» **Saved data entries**
* start *

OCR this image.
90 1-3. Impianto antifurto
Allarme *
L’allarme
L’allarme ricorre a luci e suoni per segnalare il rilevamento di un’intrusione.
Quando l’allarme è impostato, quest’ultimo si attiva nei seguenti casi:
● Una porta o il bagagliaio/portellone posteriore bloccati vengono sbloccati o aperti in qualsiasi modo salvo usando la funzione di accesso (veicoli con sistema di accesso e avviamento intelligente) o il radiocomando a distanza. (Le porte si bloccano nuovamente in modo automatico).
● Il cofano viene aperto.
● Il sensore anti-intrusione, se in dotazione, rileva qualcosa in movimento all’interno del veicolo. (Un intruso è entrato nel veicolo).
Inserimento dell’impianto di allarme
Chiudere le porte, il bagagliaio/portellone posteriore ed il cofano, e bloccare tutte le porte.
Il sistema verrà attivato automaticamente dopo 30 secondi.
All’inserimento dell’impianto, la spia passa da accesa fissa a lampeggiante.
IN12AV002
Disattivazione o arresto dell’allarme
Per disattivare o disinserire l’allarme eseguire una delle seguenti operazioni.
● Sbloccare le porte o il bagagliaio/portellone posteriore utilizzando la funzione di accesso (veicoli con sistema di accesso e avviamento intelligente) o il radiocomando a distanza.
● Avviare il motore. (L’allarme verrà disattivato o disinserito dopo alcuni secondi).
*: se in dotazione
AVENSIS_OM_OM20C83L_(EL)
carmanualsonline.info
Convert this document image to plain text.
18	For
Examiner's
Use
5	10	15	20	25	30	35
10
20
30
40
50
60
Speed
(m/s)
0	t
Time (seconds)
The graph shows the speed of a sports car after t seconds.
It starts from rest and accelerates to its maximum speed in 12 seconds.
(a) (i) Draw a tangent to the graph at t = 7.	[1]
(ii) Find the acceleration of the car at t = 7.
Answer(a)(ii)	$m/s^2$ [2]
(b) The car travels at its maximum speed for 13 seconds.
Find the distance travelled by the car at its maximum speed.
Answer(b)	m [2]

* end *

Retype each record exactly, leaving nothing out.

OCR this image.
90 1-3. Impianto antifurto
Allarme *
L’allarme
L’allarme ricorre a luci e suoni per segnalare il rilevamento di un’intrusione.
Quando l’allarme è impostato, quest’ultimo si attiva nei seguenti casi:
● Una porta o il bagagliaio/portellone posteriore bloccati vengono sbloccati o aperti in qualsiasi modo salvo usando la funzione di accesso (veicoli con sistema di accesso e avviamento intelligente) o il radiocomando a distanza. (Le porte si bloccano nuovamente in modo automatico).
● Il cofano viene aperto.
● Il sensore anti-intrusione, se in dotazione, rileva qualcosa in movimento all’interno del veicolo. (Un intruso è entrato nel veicolo).
Inserimento dell’impianto di allarme
Chiudere le porte, il bagagliaio/portellone posteriore ed il cofano, e bloccare tutte le porte.
Il sistema verrà attivato automaticamente dopo 30 secondi.
All’inserimento dell’impianto, la spia passa da accesa fissa a lampeggiante.
IN12AV002
Disattivazione o arresto dell’allarme
Per disattivare o disinserire l’allarme eseguire una delle seguenti operazioni.
● Sbloccare le porte o il bagagliaio/portellone posteriore utilizzando la funzione di accesso (veicoli con sistema di accesso e avviamento intelligente) o il radiocomando a distanza.
● Avviare il motore. (L’allarme verrà disattivato o disinserito dopo alcuni secondi).
*: se in dotazione
AVENSIS_OM_OM20C83L_(EL)
carmanualsonline.info
Convert this document image to plain text.
18	For
Examiner's
Use
5	10	15	20	25	30	35
10
20
30
40
50
60
Speed
(m/s)
0	t
Time (seconds)
The graph shows the speed of a sports car after t seconds.
It starts from rest and accelerates to its maximum speed in 12 seconds.
(a) (i) Draw a tangent to the graph at t = 7.	[1]
(ii) Find the acceleration of the car at t = 7.
Answer(a)(ii)	$m/s^2$ [2]
(b) The car travels at its maximum speed for 13 seconds.
Find the distance travelled by the car at its maximum speed.
Answer(b)	m [2]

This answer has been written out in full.